**Set task**. Extract all lines from the data beneath that include the word "screenshot".

**Data to use**.
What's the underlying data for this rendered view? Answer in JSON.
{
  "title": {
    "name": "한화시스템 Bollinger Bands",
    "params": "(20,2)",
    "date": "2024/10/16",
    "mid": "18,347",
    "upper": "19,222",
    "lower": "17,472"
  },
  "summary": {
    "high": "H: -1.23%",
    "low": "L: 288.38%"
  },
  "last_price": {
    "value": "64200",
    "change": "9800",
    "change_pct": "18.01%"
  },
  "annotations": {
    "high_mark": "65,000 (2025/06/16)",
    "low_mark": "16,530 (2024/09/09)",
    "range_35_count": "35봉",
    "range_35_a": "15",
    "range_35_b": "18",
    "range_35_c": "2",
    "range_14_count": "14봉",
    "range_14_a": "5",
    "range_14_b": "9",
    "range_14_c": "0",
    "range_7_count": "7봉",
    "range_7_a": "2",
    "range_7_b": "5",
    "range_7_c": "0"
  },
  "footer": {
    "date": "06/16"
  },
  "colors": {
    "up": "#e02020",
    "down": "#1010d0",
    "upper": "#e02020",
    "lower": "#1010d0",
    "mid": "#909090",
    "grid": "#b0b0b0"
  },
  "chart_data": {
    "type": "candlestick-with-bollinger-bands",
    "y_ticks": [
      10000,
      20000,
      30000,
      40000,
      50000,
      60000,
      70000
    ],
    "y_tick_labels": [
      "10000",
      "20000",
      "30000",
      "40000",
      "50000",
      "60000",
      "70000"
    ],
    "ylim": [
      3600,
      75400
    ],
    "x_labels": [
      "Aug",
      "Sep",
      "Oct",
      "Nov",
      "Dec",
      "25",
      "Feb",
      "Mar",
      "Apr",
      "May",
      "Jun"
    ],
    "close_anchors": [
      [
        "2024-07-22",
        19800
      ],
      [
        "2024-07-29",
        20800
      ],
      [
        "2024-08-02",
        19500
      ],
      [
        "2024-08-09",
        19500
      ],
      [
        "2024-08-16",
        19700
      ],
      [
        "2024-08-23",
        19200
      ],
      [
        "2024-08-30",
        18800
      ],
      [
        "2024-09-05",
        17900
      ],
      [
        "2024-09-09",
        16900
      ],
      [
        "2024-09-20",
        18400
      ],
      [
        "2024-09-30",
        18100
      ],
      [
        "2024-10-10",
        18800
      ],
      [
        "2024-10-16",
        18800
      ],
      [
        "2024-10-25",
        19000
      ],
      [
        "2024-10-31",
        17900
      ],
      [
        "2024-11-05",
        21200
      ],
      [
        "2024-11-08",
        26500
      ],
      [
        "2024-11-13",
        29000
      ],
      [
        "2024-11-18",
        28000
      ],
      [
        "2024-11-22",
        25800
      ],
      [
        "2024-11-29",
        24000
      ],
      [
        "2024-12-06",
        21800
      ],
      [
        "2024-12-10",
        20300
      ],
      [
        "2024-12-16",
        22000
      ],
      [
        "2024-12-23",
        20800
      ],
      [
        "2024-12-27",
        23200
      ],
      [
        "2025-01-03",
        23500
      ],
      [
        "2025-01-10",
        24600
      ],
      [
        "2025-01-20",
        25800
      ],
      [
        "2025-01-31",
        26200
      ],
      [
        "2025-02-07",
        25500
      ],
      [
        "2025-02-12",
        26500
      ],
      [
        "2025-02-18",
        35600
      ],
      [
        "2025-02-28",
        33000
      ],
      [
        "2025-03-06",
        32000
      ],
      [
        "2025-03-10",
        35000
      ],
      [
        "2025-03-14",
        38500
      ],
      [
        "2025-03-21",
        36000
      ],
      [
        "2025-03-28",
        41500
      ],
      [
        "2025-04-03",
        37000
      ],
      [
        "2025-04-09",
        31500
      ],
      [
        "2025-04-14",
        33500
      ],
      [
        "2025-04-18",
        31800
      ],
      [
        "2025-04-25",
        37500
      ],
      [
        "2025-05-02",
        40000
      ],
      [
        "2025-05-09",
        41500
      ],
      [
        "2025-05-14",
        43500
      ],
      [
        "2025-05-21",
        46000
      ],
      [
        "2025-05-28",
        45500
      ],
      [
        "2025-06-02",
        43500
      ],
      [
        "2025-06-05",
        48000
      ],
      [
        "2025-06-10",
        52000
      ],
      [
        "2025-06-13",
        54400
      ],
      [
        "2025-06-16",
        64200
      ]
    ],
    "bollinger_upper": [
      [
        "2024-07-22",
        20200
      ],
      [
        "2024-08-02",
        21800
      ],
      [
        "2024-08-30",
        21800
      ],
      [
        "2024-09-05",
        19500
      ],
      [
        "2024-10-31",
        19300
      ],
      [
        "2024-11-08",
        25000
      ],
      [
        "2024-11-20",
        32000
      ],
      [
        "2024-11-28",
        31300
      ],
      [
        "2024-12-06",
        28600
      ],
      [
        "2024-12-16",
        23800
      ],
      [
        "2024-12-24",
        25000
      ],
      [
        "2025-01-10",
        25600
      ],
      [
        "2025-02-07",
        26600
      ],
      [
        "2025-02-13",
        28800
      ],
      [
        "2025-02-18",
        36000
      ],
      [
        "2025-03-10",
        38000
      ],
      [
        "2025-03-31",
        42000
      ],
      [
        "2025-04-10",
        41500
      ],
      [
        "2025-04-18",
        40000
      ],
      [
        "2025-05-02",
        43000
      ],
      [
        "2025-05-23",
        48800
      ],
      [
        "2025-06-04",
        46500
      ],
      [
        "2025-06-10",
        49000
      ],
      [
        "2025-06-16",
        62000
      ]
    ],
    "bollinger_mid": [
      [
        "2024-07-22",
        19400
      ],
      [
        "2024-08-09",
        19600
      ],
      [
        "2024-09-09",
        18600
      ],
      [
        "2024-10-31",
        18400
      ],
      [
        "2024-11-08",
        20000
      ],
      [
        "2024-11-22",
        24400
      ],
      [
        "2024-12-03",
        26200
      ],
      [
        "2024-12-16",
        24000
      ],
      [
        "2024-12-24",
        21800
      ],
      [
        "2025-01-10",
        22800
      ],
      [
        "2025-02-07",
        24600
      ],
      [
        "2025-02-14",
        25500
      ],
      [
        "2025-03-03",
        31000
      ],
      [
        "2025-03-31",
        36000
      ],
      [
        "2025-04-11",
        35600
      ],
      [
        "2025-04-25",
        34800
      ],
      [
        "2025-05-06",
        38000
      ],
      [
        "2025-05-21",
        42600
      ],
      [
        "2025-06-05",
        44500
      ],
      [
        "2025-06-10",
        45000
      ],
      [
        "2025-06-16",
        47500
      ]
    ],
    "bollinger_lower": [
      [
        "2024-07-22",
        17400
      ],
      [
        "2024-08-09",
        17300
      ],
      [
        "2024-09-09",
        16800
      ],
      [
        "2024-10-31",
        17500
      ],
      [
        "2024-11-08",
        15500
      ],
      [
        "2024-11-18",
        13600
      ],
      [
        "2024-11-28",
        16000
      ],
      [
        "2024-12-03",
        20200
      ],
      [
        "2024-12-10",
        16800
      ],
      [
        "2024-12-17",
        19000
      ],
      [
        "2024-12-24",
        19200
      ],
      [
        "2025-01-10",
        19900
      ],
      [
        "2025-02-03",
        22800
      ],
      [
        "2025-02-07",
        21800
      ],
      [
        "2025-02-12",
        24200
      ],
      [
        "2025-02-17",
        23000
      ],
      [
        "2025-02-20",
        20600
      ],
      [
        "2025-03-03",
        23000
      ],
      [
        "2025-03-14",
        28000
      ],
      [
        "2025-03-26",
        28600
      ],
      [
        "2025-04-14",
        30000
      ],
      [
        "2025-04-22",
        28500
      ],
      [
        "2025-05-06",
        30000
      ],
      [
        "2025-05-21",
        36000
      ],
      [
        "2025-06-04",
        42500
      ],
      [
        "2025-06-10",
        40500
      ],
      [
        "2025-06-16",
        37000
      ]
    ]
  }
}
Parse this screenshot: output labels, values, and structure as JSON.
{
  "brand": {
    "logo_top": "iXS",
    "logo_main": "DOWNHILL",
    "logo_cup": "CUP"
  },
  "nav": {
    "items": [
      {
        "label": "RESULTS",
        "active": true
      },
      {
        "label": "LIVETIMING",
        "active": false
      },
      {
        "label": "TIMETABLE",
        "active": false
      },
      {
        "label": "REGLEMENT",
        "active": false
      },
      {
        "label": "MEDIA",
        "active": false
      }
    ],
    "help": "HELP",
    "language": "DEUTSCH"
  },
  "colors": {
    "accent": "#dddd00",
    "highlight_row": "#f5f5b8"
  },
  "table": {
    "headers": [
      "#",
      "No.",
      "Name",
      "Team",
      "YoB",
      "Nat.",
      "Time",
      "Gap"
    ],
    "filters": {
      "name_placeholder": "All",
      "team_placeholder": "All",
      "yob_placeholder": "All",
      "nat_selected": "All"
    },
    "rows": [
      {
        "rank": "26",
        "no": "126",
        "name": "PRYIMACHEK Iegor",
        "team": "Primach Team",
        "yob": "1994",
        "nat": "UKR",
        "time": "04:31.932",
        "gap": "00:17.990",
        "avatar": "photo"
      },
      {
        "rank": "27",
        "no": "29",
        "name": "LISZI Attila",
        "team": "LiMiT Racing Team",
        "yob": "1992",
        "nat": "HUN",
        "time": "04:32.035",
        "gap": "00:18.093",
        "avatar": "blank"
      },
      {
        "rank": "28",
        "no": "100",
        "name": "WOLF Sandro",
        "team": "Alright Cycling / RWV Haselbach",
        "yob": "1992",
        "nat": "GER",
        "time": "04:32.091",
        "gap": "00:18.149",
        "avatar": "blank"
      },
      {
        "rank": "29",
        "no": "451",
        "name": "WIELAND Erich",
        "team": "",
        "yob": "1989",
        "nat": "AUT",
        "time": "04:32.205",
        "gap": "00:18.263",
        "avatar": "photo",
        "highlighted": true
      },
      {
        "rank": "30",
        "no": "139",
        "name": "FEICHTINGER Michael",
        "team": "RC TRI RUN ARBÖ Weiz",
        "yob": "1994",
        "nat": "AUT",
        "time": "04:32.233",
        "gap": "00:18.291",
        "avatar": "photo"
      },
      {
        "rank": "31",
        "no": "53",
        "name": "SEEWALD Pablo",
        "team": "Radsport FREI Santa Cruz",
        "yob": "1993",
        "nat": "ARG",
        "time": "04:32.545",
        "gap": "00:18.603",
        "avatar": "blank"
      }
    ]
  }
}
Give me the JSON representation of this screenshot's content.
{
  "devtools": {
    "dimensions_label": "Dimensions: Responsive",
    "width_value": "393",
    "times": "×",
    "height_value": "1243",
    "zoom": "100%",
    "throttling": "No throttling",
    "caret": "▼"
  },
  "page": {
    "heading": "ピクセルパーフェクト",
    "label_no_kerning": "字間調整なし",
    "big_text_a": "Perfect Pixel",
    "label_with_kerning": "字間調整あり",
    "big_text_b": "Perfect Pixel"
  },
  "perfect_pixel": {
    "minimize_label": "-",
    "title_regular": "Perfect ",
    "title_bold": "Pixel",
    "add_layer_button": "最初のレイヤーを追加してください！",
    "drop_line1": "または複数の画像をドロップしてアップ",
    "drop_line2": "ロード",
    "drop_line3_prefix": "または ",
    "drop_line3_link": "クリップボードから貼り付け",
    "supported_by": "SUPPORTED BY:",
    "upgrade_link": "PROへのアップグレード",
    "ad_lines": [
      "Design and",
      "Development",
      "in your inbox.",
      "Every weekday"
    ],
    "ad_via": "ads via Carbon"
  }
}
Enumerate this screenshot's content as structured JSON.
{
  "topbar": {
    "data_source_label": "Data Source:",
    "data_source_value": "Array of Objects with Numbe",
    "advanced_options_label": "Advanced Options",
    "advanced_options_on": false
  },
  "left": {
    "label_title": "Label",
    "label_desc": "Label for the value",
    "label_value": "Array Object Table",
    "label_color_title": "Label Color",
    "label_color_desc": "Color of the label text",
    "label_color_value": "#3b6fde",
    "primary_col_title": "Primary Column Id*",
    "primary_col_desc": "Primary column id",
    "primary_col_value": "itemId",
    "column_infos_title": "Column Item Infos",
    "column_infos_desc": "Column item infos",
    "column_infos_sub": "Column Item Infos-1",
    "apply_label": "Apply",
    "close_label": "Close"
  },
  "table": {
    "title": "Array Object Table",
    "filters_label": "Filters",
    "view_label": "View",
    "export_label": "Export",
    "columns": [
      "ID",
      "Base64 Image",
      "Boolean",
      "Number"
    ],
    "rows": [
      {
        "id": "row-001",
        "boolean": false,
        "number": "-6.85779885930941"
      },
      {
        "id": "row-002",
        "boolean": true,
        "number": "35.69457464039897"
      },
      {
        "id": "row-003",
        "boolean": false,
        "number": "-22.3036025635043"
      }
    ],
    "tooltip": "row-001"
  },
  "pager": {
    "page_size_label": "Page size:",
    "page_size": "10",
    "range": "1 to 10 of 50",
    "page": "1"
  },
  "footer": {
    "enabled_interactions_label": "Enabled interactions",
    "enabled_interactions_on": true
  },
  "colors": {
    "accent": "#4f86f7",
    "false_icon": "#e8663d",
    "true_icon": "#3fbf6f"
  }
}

**Response below**.
Parse this screenshot: output labels, values, and structure as JSON.
Give me the JSON representation of this screenshot's content.
Enumerate this screenshot's content as structured JSON.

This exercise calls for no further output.